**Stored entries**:
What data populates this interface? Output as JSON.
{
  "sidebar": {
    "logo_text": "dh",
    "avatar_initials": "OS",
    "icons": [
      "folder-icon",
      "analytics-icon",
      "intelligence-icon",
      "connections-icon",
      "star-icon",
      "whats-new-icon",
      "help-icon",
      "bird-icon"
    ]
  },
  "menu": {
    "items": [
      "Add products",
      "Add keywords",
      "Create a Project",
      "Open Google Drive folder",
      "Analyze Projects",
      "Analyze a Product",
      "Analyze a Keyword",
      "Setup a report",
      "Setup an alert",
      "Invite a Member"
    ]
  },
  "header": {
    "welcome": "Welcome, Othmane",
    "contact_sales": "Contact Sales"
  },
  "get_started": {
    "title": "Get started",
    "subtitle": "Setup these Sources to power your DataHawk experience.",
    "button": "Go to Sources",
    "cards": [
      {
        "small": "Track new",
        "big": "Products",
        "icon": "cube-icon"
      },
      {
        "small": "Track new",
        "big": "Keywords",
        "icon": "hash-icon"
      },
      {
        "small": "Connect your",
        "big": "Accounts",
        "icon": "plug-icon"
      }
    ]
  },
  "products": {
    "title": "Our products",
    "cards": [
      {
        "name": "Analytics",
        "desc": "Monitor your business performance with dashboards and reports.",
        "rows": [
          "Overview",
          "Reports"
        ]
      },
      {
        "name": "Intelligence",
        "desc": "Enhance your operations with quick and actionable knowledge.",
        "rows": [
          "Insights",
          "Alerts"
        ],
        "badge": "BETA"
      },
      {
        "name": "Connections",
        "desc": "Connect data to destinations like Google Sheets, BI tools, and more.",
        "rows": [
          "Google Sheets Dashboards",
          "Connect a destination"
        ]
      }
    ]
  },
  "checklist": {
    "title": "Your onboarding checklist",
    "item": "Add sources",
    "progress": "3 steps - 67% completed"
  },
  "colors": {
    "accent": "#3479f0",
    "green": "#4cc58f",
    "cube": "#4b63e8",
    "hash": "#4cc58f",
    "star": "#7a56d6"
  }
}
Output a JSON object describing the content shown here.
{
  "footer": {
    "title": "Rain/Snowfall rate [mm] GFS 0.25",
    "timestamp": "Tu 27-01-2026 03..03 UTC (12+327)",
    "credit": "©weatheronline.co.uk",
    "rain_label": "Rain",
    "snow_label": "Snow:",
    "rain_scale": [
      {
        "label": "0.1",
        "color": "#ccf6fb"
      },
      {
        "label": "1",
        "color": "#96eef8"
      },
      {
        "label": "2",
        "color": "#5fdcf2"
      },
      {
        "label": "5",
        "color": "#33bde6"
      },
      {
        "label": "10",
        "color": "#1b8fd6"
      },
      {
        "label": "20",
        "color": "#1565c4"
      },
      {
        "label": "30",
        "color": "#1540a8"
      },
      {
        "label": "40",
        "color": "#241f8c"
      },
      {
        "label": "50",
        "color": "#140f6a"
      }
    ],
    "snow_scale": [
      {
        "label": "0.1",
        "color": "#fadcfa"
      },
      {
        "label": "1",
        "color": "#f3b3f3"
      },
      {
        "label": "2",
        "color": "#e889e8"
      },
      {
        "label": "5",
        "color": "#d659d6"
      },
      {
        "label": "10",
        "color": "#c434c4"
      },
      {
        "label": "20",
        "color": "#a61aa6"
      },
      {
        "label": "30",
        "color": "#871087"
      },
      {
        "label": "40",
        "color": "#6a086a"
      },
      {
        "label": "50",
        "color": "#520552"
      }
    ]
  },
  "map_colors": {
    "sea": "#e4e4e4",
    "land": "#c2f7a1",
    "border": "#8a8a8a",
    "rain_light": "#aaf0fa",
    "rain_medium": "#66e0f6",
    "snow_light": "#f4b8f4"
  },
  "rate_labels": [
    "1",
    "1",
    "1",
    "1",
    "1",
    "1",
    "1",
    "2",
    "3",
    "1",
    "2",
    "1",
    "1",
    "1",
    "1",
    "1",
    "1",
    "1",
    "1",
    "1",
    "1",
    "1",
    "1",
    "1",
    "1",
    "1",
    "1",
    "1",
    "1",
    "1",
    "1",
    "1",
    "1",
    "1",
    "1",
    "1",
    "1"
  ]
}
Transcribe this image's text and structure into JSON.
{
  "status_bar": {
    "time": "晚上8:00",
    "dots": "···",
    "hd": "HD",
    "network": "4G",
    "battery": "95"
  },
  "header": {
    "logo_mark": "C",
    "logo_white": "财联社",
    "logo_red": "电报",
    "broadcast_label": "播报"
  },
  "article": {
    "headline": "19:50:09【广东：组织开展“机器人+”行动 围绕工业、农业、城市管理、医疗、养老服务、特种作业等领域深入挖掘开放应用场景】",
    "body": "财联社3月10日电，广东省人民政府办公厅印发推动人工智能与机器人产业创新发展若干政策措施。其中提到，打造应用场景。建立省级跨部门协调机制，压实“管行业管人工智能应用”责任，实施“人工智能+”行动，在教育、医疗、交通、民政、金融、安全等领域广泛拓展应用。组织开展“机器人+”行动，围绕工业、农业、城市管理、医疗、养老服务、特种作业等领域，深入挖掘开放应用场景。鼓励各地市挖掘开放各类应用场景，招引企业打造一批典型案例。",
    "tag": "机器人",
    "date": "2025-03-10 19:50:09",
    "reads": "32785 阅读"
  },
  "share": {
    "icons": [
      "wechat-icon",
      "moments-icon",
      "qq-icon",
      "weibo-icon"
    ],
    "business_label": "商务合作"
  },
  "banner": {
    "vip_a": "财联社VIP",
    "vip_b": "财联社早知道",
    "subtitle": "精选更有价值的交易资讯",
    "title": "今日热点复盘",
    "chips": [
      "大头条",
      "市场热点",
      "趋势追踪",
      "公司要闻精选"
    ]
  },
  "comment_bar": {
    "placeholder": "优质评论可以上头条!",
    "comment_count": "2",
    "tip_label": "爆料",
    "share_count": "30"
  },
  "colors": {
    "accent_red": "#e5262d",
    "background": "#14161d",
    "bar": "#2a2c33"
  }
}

**DO THIS**: Go through the listing and copy all of it exactly.

**RESULT OF THIS EXERCISE**:
What data populates this interface? Output as JSON.
{
  "sidebar": {
    "logo_text": "dh",
    "avatar_initials": "OS",
    "icons": [
      "folder-icon",
      "analytics-icon",
      "intelligence-icon",
      "connections-icon",
      "star-icon",
      "whats-new-icon",
      "help-icon",
      "bird-icon"
    ]
  },
  "menu": {
    "items": [
      "Add products",
      "Add keywords",
      "Create a Project",
      "Open Google Drive folder",
      "Analyze Projects",
      "Analyze a Product",
      "Analyze a Keyword",
      "Setup a report",
      "Setup an alert",
      "Invite a Member"
    ]
  },
  "header": {
    "welcome": "Welcome, Othmane",
    "contact_sales": "Contact Sales"
  },
  "get_started": {
    "title": "Get started",
    "subtitle": "Setup these Sources to power your DataHawk experience.",
    "button": "Go to Sources",
    "cards": [
      {
        "small": "Track new",
        "big": "Products",
        "icon": "cube-icon"
      },
      {
        "small": "Track new",
        "big": "Keywords",
        "icon": "hash-icon"
      },
      {
        "small": "Connect your",
        "big": "Accounts",
        "icon": "plug-icon"
      }
    ]
  },
  "products": {
    "title": "Our products",
    "cards": [
      {
        "name": "Analytics",
        "desc": "Monitor your business performance with dashboards and reports.",
        "rows": [
          "Overview",
          "Reports"
        ]
      },
      {
        "name": "Intelligence",
        "desc": "Enhance your operations with quick and actionable knowledge.",
        "rows": [
          "Insights",
          "Alerts"
        ],
        "badge": "BETA"
      },
      {
        "name": "Connections",
        "desc": "Connect data to destinations like Google Sheets, BI tools, and more.",
        "rows": [
          "Google Sheets Dashboards",
          "Connect a destination"
        ]
      }
    ]
  },
  "checklist": {
    "title": "Your onboarding checklist",
    "item": "Add sources",
    "progress": "3 steps - 67% completed"
  },
  "colors": {
    "accent": "#3479f0",
    "green": "#4cc58f",
    "cube": "#4b63e8",
    "hash": "#4cc58f",
    "star": "#7a56d6"
  }
}
Output a JSON object describing the content shown here.
{
  "footer": {
    "title": "Rain/Snowfall rate [mm] GFS 0.25",
    "timestamp": "Tu 27-01-2026 03..03 UTC (12+327)",
    "credit": "©weatheronline.co.uk",
    "rain_label": "Rain",
    "snow_label": "Snow:",
    "rain_scale": [
      {
        "label": "0.1",
        "color": "#ccf6fb"
      },
      {
        "label": "1",
        "color": "#96eef8"
      },
      {
        "label": "2",
        "color": "#5fdcf2"
      },
      {
        "label": "5",
        "color": "#33bde6"
      },
      {
        "label": "10",
        "color": "#1b8fd6"
      },
      {
        "label": "20",
        "color": "#1565c4"
      },
      {
        "label": "30",
        "color": "#1540a8"
      },
      {
        "label": "40",
        "color": "#241f8c"
      },
      {
        "label": "50",
        "color": "#140f6a"
      }
    ],
    "snow_scale": [
      {
        "label": "0.1",
        "color": "#fadcfa"
      },
      {
        "label": "1",
        "color": "#f3b3f3"
      },
      {
        "label": "2",
        "color": "#e889e8"
      },
      {
        "label": "5",
        "color": "#d659d6"
      },
      {
        "label": "10",
        "color": "#c434c4"
      },
      {
        "label": "20",
        "color": "#a61aa6"
      },
      {
        "label": "30",
        "color": "#871087"
      },
      {
        "label": "40",
        "color": "#6a086a"
      },
      {
        "label": "50",
        "color": "#520552"
      }
    ]
  },
  "map_colors": {
    "sea": "#e4e4e4",
    "land": "#c2f7a1",
    "border": "#8a8a8a",
    "rain_light": "#aaf0fa",
    "rain_medium": "#66e0f6",
    "snow_light": "#f4b8f4"
  },
  "rate_labels": [
    "1",
    "1",
    "1",
    "1",
    "1",
    "1",
    "1",
    "2",
    "3",
    "1",
    "2",
    "1",
    "1",
    "1",
    "1",
    "1",
    "1",
    "1",
    "1",
    "1",
    "1",
    "1",
    "1",
    "1",
    "1",
    "1",
    "1",
    "1",
    "1",
    "1",
    "1",
    "1",
    "1",
    "1",
    "1",
    "1",
    "1"
  ]
}
Transcribe this image's text and structure into JSON.
{
  "status_bar": {
    "time": "晚上8:00",
    "dots": "···",
    "hd": "HD",
    "network": "4G",
    "battery": "95"
  },
  "header": {
    "logo_mark": "C",
    "logo_white": "财联社",
    "logo_red": "电报",
    "broadcast_label": "播报"
  },
  "article": {
    "headline": "19:50:09【广东：组织开展“机器人+”行动 围绕工业、农业、城市管理、医疗、养老服务、特种作业等领域深入挖掘开放应用场景】",
    "body": "财联社3月10日电，广东省人民政府办公厅印发推动人工智能与机器人产业创新发展若干政策措施。其中提到，打造应用场景。建立省级跨部门协调机制，压实“管行业管人工智能应用”责任，实施“人工智能+”行动，在教育、医疗、交通、民政、金融、安全等领域广泛拓展应用。组织开展“机器人+”行动，围绕工业、农业、城市管理、医疗、养老服务、特种作业等领域，深入挖掘开放应用场景。鼓励各地市挖掘开放各类应用场景，招引企业打造一批典型案例。",
    "tag": "机器人",
    "date": "2025-03-10 19:50:09",
    "reads": "32785 阅读"
  },
  "share": {
    "icons": [
      "wechat-icon",
      "moments-icon",
      "qq-icon",
      "weibo-icon"
    ],
    "business_label": "商务合作"
  },
  "banner": {
    "vip_a": "财联社VIP",
    "vip_b": "财联社早知道",
    "subtitle": "精选更有价值的交易资讯",
    "title": "今日热点复盘",
    "chips": [
      "大头条",
      "市场热点",
      "趋势追踪",
      "公司要闻精选"
    ]
  },
  "comment_bar": {
    "placeholder": "优质评论可以上头条!",
    "comment_count": "2",
    "tip_label": "爆料",
    "share_count": "30"
  },
  "colors": {
    "accent_red": "#e5262d",
    "background": "#14161d",
    "bar": "#2a2c33"
  }
}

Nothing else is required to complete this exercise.